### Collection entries

##############################

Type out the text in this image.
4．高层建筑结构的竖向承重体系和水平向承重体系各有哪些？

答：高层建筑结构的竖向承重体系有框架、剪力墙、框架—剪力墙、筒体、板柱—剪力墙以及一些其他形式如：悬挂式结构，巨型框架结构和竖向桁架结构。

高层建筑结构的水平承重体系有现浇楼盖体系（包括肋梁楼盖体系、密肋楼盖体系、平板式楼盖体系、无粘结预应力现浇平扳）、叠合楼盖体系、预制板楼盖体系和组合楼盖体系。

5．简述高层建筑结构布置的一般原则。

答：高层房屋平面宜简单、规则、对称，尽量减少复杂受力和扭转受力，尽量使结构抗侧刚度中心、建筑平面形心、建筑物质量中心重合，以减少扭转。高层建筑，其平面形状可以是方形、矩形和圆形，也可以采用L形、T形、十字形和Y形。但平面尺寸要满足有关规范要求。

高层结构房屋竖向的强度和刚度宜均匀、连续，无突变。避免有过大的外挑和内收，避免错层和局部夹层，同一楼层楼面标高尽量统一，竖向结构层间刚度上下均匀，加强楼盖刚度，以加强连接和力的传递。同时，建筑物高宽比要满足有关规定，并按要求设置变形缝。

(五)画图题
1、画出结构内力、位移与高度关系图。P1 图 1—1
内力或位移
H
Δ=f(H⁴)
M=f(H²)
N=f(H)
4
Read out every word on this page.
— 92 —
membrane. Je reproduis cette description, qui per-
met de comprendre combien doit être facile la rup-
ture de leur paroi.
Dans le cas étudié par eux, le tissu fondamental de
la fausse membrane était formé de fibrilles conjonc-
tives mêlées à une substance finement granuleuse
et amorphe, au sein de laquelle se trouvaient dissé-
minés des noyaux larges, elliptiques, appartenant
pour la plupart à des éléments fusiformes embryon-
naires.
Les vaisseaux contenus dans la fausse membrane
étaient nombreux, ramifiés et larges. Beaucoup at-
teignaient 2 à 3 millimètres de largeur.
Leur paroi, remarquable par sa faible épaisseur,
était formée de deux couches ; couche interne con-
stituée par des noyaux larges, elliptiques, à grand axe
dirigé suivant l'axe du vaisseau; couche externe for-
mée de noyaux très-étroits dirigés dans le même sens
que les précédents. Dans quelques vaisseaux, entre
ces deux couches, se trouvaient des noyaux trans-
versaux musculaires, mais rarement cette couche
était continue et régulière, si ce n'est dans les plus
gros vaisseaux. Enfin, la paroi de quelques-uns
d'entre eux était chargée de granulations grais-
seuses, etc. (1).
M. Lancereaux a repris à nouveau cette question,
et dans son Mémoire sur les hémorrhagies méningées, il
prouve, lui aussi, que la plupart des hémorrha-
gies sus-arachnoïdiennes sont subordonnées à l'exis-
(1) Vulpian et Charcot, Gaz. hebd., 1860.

##############################

### Task
Search the records above for the string "trouvaient". Copy every line that contains it.

### Correct response
et amorphe, au sein de laquelle se trouvaient dissé-
ces deux couches, se trouvaient des noyaux trans-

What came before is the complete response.